- [TASK STATEMENT]:
Comb through the entries for "screenshot" and pull out each line that holds it.

- [MATERIAL PROVIDED]:
== == ==

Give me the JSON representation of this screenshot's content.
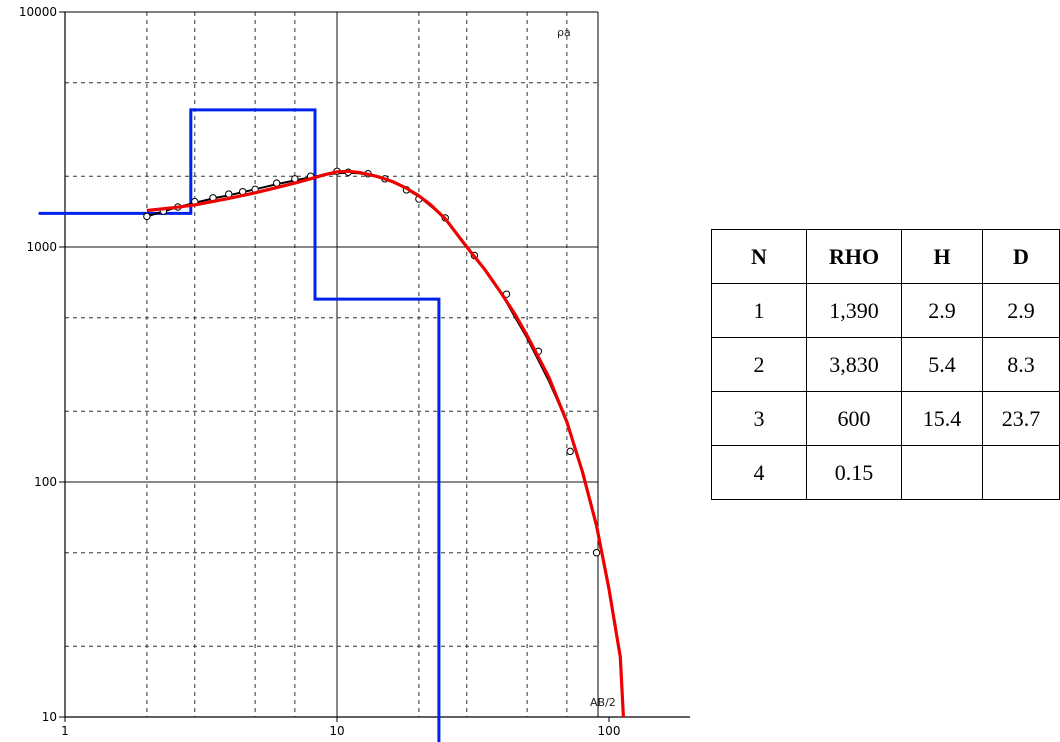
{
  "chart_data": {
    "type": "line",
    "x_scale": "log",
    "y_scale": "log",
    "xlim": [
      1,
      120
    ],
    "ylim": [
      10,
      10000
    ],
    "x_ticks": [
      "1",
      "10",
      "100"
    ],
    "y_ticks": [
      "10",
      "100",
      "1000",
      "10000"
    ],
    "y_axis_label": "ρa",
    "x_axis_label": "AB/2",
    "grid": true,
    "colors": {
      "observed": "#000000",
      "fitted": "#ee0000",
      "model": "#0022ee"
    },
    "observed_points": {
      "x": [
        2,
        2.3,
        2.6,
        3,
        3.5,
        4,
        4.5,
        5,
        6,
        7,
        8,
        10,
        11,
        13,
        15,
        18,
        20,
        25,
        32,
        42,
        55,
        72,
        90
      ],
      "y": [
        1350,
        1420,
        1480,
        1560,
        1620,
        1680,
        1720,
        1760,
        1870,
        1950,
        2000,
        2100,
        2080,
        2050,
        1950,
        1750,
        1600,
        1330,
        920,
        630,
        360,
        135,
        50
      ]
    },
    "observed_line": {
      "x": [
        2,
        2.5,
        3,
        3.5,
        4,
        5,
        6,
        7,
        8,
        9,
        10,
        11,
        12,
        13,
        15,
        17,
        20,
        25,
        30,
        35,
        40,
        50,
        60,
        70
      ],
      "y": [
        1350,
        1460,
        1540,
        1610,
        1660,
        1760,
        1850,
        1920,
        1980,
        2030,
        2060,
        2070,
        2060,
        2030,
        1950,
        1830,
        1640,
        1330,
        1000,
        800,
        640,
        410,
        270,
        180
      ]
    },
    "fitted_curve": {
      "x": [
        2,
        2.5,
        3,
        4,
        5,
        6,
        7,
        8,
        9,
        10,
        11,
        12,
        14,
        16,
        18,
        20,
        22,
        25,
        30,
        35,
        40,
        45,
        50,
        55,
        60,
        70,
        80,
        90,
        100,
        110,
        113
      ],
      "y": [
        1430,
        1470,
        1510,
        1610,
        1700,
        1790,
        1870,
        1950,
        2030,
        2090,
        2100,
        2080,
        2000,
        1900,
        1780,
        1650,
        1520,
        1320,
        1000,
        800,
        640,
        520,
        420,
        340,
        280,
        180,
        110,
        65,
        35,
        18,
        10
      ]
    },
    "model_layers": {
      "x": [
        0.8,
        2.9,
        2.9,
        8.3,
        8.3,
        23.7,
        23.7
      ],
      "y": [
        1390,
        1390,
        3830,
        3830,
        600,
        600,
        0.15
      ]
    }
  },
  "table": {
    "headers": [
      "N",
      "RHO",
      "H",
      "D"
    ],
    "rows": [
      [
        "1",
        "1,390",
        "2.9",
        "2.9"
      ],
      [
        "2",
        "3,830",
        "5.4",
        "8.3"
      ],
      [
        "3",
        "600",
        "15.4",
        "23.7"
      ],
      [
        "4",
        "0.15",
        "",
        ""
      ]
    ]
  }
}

== == ==

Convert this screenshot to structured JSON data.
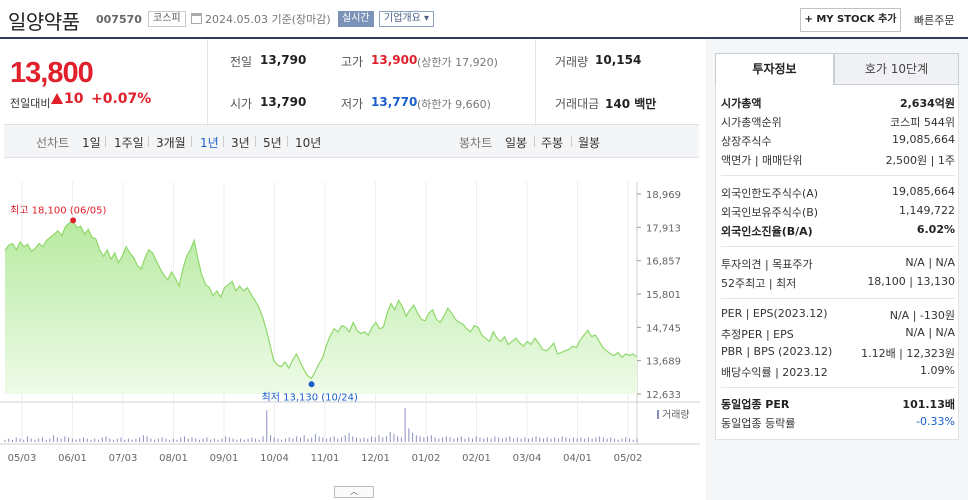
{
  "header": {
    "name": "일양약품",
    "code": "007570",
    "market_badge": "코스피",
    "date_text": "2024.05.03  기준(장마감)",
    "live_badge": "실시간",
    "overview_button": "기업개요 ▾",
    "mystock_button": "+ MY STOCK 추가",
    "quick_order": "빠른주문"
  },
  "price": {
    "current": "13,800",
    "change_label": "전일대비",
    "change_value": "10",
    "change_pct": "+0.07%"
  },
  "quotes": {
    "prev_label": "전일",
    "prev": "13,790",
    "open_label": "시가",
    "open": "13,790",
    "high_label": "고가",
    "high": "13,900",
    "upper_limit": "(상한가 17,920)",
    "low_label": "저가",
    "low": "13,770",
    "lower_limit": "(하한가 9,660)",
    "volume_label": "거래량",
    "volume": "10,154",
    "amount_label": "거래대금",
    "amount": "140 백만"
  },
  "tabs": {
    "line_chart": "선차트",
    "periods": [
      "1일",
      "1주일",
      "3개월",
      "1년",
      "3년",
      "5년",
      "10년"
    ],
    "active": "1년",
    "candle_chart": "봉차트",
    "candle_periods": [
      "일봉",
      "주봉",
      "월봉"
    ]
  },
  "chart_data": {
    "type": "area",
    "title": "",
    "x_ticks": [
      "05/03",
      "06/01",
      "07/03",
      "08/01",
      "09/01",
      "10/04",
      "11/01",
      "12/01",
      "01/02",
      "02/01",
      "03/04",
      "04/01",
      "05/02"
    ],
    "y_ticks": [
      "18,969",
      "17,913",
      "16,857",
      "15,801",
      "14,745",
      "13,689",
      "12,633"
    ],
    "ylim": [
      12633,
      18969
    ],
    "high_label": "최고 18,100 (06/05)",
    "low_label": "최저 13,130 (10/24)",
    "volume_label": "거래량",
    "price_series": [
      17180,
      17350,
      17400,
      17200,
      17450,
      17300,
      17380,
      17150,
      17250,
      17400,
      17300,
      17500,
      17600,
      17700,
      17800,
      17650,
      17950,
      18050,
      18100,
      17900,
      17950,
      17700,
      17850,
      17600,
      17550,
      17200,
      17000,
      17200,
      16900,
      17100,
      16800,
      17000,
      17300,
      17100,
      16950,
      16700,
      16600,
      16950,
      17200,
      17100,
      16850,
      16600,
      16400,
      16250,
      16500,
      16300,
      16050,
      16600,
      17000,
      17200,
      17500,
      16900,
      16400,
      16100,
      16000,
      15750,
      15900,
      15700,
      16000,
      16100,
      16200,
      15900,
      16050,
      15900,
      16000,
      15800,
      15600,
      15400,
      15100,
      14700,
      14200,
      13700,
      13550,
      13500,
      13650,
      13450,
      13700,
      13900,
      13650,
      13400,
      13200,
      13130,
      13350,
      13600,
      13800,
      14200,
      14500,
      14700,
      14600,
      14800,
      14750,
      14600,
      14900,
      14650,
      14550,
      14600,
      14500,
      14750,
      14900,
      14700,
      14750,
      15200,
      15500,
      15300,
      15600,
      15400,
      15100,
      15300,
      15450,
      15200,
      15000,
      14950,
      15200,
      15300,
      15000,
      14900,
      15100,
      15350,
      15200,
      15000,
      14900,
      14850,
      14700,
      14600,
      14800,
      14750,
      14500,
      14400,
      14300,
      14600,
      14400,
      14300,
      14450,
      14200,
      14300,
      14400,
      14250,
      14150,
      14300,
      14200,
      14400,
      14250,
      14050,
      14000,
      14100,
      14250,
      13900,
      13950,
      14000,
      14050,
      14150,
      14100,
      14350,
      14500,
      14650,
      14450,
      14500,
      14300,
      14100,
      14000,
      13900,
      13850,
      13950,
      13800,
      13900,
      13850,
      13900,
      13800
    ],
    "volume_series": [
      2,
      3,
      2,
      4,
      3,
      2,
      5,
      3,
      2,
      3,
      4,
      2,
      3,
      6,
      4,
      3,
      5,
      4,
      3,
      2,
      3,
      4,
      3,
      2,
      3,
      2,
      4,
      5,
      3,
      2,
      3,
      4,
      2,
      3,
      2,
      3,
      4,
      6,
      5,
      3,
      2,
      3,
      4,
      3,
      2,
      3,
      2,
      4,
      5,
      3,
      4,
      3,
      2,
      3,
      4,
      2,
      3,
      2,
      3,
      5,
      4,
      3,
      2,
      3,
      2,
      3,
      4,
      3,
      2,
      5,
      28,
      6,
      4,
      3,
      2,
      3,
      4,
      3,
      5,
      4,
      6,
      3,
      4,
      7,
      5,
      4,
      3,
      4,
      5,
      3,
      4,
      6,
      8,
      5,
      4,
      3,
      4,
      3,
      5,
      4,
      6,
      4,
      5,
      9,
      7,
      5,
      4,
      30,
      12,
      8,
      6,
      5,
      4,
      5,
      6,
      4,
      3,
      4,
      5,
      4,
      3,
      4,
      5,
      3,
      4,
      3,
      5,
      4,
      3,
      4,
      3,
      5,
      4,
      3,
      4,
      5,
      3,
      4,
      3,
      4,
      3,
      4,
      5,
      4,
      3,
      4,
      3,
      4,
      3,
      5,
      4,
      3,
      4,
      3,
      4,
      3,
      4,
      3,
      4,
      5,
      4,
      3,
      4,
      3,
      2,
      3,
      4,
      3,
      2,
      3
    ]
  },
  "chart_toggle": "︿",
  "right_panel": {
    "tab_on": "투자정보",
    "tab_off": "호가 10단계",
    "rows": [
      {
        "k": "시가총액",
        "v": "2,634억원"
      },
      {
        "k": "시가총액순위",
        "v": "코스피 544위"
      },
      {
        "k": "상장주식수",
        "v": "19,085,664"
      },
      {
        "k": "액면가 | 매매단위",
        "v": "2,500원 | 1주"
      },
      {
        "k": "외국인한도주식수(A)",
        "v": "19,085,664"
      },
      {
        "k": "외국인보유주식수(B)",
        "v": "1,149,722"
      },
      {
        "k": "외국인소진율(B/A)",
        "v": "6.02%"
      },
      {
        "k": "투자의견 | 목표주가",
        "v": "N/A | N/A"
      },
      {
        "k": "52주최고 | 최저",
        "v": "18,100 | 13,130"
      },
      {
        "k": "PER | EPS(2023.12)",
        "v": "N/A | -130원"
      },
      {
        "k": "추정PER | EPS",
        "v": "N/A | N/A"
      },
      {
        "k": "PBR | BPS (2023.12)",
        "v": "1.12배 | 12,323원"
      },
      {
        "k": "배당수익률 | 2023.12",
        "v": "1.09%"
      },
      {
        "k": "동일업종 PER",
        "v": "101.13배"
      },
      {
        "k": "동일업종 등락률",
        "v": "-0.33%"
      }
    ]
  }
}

== == ==

- [ANSWER FOR THE TASK]:
Give me the JSON representation of this screenshot's content.
Convert this screenshot to structured JSON data.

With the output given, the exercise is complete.